Task directions
Take the data below and repeat it exactly.

Supplied data
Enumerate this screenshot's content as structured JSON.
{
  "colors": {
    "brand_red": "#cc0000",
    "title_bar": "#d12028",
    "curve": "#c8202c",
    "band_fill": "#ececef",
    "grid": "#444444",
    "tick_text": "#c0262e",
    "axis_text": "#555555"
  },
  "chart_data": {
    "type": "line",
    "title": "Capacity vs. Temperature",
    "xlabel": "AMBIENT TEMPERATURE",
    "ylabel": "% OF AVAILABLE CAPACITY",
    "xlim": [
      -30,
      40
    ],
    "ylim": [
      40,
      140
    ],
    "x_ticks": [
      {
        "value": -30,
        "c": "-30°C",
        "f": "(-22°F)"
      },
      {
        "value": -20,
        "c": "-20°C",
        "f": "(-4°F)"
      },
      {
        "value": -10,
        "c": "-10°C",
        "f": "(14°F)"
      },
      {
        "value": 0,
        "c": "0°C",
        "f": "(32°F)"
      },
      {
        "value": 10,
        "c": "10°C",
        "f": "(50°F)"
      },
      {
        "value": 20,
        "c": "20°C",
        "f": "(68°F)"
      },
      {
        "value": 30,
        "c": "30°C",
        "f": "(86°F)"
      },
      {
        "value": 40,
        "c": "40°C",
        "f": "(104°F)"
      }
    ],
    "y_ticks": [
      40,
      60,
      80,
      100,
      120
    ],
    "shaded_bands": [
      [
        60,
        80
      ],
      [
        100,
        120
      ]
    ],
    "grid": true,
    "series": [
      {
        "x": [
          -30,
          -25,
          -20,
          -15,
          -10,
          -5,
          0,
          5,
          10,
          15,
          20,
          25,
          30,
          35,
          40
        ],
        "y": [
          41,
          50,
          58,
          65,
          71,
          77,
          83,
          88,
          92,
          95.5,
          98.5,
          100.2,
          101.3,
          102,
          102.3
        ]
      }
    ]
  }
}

Written response
Enumerate this screenshot's content as structured JSON.
{
  "colors": {
    "brand_red": "#cc0000",
    "title_bar": "#d12028",
    "curve": "#c8202c",
    "band_fill": "#ececef",
    "grid": "#444444",
    "tick_text": "#c0262e",
    "axis_text": "#555555"
  },
  "chart_data": {
    "type": "line",
    "title": "Capacity vs. Temperature",
    "xlabel": "AMBIENT TEMPERATURE",
    "ylabel": "% OF AVAILABLE CAPACITY",
    "xlim": [
      -30,
      40
    ],
    "ylim": [
      40,
      140
    ],
    "x_ticks": [
      {
        "value": -30,
        "c": "-30°C",
        "f": "(-22°F)"
      },
      {
        "value": -20,
        "c": "-20°C",
        "f": "(-4°F)"
      },
      {
        "value": -10,
        "c": "-10°C",
        "f": "(14°F)"
      },
      {
        "value": 0,
        "c": "0°C",
        "f": "(32°F)"
      },
      {
        "value": 10,
        "c": "10°C",
        "f": "(50°F)"
      },
      {
        "value": 20,
        "c": "20°C",
        "f": "(68°F)"
      },
      {
        "value": 30,
        "c": "30°C",
        "f": "(86°F)"
      },
      {
        "value": 40,
        "c": "40°C",
        "f": "(104°F)"
      }
    ],
    "y_ticks": [
      40,
      60,
      80,
      100,
      120
    ],
    "shaded_bands": [
      [
        60,
        80
      ],
      [
        100,
        120
      ]
    ],
    "grid": true,
    "series": [
      {
        "x": [
          -30,
          -25,
          -20,
          -15,
          -10,
          -5,
          0,
          5,
          10,
          15,
          20,
          25,
          30,
          35,
          40
        ],
        "y": [
          41,
          50,
          58,
          65,
          71,
          77,
          83,
          88,
          92,
          95.5,
          98.5,
          100.2,
          101.3,
          102,
          102.3
        ]
      }
    ]
  }
}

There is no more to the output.